- _Exercise brief_
Set down the data below without change, skipping the pictures it holds.

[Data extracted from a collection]
— BEGIN —
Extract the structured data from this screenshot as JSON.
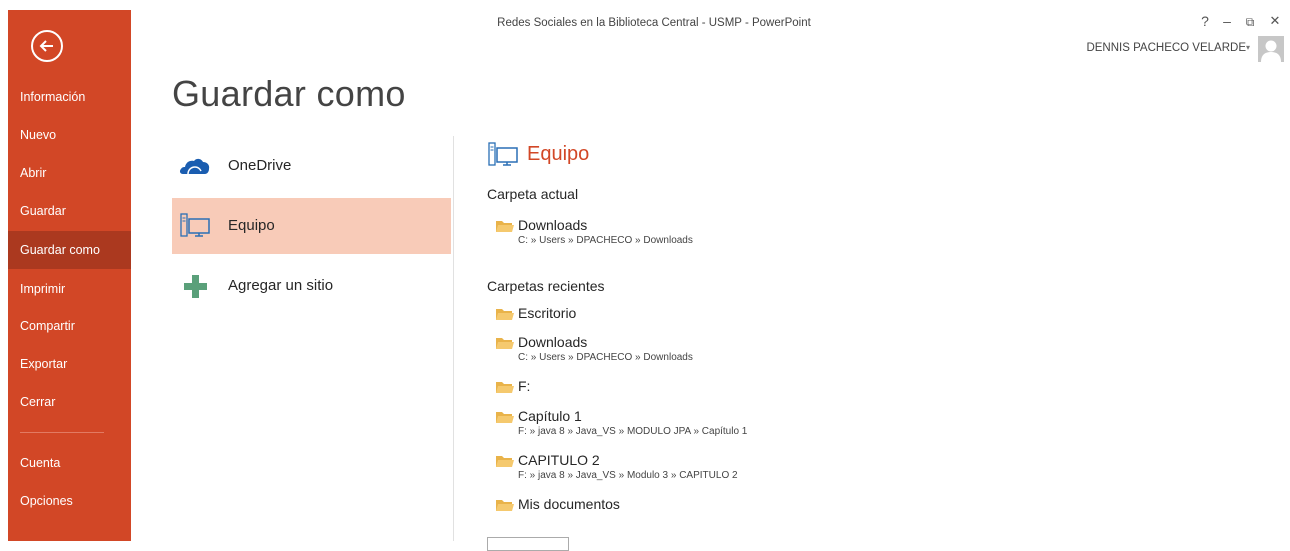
{
  "window": {
    "title": "Redes Sociales en la Biblioteca Central - USMP - PowerPoint",
    "help": "?",
    "minimize": "–",
    "restore": "⧉",
    "close": "✕"
  },
  "user": {
    "name": "DENNIS PACHECO VELARDE",
    "caret": "▾"
  },
  "nav": {
    "items": [
      {
        "label": "Información"
      },
      {
        "label": "Nuevo"
      },
      {
        "label": "Abrir"
      },
      {
        "label": "Guardar"
      },
      {
        "label": "Guardar como",
        "active": true
      },
      {
        "label": "Imprimir"
      },
      {
        "label": "Compartir"
      },
      {
        "label": "Exportar"
      },
      {
        "label": "Cerrar"
      },
      {
        "label": "Cuenta"
      },
      {
        "label": "Opciones"
      }
    ]
  },
  "page": {
    "title": "Guardar como"
  },
  "places": [
    {
      "label": "OneDrive",
      "icon": "cloud-icon"
    },
    {
      "label": "Equipo",
      "icon": "computer-icon",
      "selected": true
    },
    {
      "label": "Agregar un sitio",
      "icon": "plus-icon"
    }
  ],
  "pane": {
    "title": "Equipo",
    "current_heading": "Carpeta actual",
    "current": {
      "name": "Downloads",
      "path": "C: » Users » DPACHECO » Downloads"
    },
    "recent_heading": "Carpetas recientes",
    "recent": [
      {
        "name": "Escritorio",
        "path": ""
      },
      {
        "name": "Downloads",
        "path": "C: » Users » DPACHECO » Downloads"
      },
      {
        "name": "F:",
        "path": ""
      },
      {
        "name": "Capítulo 1",
        "path": "F: » java 8 » Java_VS » MODULO JPA » Capítulo 1"
      },
      {
        "name": "CAPITULO 2",
        "path": "F: » java 8 » Java_VS » Modulo 3 » CAPITULO 2"
      },
      {
        "name": "Mis documentos",
        "path": ""
      }
    ]
  },
  "colors": {
    "accent": "#d24726",
    "nav_active": "#ab391f",
    "selected_place": "#f8cbb8",
    "folder": "#f5c46a"
  }
}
— END —
- _Solved problem_
Extract the structured data from this screenshot as JSON.
{
  "window": {
    "title": "Redes Sociales en la Biblioteca Central - USMP - PowerPoint",
    "help": "?",
    "minimize": "–",
    "restore": "⧉",
    "close": "✕"
  },
  "user": {
    "name": "DENNIS PACHECO VELARDE",
    "caret": "▾"
  },
  "nav": {
    "items": [
      {
        "label": "Información"
      },
      {
        "label": "Nuevo"
      },
      {
        "label": "Abrir"
      },
      {
        "label": "Guardar"
      },
      {
        "label": "Guardar como",
        "active": true
      },
      {
        "label": "Imprimir"
      },
      {
        "label": "Compartir"
      },
      {
        "label": "Exportar"
      },
      {
        "label": "Cerrar"
      },
      {
        "label": "Cuenta"
      },
      {
        "label": "Opciones"
      }
    ]
  },
  "page": {
    "title": "Guardar como"
  },
  "places": [
    {
      "label": "OneDrive",
      "icon": "cloud-icon"
    },
    {
      "label": "Equipo",
      "icon": "computer-icon",
      "selected": true
    },
    {
      "label": "Agregar un sitio",
      "icon": "plus-icon"
    }
  ],
  "pane": {
    "title": "Equipo",
    "current_heading": "Carpeta actual",
    "current": {
      "name": "Downloads",
      "path": "C: » Users » DPACHECO » Downloads"
    },
    "recent_heading": "Carpetas recientes",
    "recent": [
      {
        "name": "Escritorio",
        "path": ""
      },
      {
        "name": "Downloads",
        "path": "C: » Users » DPACHECO » Downloads"
      },
      {
        "name": "F:",
        "path": ""
      },
      {
        "name": "Capítulo 1",
        "path": "F: » java 8 » Java_VS » MODULO JPA » Capítulo 1"
      },
      {
        "name": "CAPITULO 2",
        "path": "F: » java 8 » Java_VS » Modulo 3 » CAPITULO 2"
      },
      {
        "name": "Mis documentos",
        "path": ""
      }
    ]
  },
  "colors": {
    "accent": "#d24726",
    "nav_active": "#ab391f",
    "selected_place": "#f8cbb8",
    "folder": "#f5c46a"
  }
}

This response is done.